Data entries
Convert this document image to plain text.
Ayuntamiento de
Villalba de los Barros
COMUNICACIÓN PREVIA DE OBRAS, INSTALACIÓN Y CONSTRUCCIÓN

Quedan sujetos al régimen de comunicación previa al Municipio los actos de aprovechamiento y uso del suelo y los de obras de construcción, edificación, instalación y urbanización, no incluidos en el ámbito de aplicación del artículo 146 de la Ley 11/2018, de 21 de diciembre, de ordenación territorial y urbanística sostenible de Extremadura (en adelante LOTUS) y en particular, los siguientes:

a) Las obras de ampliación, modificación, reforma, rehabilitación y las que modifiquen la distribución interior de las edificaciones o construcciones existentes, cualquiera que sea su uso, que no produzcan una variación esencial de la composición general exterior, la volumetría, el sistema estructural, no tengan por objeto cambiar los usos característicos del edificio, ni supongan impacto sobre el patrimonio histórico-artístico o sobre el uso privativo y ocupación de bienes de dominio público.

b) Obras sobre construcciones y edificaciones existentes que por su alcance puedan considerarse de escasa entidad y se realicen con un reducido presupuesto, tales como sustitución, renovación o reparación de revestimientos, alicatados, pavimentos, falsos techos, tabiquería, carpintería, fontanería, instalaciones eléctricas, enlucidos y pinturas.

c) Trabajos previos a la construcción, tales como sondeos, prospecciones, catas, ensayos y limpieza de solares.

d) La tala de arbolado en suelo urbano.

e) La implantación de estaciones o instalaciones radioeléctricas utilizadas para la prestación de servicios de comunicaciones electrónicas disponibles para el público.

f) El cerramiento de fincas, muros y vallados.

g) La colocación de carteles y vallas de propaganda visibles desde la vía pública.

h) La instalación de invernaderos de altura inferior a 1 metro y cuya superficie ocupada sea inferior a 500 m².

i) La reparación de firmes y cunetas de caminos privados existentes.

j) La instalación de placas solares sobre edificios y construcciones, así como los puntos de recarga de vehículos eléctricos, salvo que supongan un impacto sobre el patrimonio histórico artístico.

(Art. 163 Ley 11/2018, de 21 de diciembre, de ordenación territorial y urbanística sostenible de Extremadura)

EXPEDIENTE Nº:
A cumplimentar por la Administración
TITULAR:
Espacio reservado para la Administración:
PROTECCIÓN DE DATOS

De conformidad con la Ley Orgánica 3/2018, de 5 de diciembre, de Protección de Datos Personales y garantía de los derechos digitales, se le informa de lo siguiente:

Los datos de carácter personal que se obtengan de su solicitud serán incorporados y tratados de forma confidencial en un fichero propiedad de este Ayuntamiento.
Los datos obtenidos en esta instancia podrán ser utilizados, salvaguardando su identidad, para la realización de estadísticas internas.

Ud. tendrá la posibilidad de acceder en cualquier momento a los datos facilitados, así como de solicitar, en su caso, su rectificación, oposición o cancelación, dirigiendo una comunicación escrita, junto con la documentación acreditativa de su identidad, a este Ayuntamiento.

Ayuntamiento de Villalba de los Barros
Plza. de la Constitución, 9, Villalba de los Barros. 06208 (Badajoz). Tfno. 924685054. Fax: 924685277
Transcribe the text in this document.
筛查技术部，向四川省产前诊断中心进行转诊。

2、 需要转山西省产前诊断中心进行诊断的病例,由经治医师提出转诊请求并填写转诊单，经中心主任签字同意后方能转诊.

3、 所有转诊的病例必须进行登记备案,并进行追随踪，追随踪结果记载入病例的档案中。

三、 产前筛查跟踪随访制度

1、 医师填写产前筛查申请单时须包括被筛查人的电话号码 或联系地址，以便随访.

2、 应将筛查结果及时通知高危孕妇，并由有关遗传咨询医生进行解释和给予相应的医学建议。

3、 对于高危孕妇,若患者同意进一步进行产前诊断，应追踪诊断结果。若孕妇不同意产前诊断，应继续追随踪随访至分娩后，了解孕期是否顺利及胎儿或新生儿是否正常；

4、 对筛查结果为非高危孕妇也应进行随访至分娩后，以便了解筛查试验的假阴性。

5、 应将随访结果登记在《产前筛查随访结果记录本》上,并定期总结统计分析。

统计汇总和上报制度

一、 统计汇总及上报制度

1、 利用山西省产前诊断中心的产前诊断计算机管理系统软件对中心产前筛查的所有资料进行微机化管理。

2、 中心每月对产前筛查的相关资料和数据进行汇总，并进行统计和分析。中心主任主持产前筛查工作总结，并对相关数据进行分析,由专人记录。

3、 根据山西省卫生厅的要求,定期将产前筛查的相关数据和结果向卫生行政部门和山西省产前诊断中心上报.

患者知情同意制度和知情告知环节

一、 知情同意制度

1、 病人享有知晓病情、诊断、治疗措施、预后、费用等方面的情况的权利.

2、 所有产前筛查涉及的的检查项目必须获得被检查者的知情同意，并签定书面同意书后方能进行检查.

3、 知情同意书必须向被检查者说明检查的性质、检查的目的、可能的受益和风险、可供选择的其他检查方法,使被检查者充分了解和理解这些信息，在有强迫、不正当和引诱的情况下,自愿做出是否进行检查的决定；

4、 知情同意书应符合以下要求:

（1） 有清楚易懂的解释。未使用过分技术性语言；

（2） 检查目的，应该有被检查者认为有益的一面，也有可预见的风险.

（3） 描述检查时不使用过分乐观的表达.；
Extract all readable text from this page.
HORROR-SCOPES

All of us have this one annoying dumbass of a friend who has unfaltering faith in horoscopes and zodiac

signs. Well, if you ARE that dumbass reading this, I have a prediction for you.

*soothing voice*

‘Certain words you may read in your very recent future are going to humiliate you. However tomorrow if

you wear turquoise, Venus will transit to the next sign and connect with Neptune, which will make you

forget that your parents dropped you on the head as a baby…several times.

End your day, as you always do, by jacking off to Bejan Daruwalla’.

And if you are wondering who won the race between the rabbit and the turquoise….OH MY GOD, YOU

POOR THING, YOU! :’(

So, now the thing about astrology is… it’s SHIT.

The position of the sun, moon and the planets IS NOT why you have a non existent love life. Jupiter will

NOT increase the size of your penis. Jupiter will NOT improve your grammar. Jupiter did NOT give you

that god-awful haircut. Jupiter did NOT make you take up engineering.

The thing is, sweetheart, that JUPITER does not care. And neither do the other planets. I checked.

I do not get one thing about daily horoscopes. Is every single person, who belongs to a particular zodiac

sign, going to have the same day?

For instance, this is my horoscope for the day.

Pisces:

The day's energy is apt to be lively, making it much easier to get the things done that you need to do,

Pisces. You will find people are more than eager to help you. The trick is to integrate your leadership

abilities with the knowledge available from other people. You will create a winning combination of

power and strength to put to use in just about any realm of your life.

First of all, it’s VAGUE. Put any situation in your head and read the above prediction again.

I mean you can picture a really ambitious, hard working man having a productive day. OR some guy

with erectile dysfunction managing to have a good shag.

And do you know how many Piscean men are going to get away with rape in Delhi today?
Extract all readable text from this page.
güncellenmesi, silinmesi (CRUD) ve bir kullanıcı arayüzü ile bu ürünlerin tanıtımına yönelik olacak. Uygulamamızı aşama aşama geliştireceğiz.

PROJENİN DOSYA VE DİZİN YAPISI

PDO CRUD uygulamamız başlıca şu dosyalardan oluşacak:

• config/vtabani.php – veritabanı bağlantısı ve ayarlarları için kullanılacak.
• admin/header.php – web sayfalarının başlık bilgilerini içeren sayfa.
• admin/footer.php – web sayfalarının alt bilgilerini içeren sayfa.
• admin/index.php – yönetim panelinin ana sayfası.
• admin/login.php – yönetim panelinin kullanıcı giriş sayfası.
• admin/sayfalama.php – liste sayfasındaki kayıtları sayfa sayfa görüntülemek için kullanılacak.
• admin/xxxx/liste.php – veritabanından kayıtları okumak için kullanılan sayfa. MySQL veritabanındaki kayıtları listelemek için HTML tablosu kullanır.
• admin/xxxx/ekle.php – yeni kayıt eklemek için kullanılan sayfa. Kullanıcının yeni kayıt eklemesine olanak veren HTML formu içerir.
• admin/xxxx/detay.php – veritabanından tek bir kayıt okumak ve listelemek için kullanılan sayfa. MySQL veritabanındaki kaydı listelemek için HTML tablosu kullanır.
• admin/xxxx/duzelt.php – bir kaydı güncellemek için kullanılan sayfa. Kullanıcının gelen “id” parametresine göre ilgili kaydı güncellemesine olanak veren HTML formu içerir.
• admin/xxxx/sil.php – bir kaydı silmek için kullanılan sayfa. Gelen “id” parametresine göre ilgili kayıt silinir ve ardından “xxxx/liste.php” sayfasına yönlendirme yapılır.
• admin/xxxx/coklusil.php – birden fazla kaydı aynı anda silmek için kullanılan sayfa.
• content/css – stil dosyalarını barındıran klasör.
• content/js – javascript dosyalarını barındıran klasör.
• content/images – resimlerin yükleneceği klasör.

— WRITTEN PROBLEM —
Across the preceding material, how many lines contain the word "zodiac"? State the number alone.

— OUTPUT OF THE TASK —
2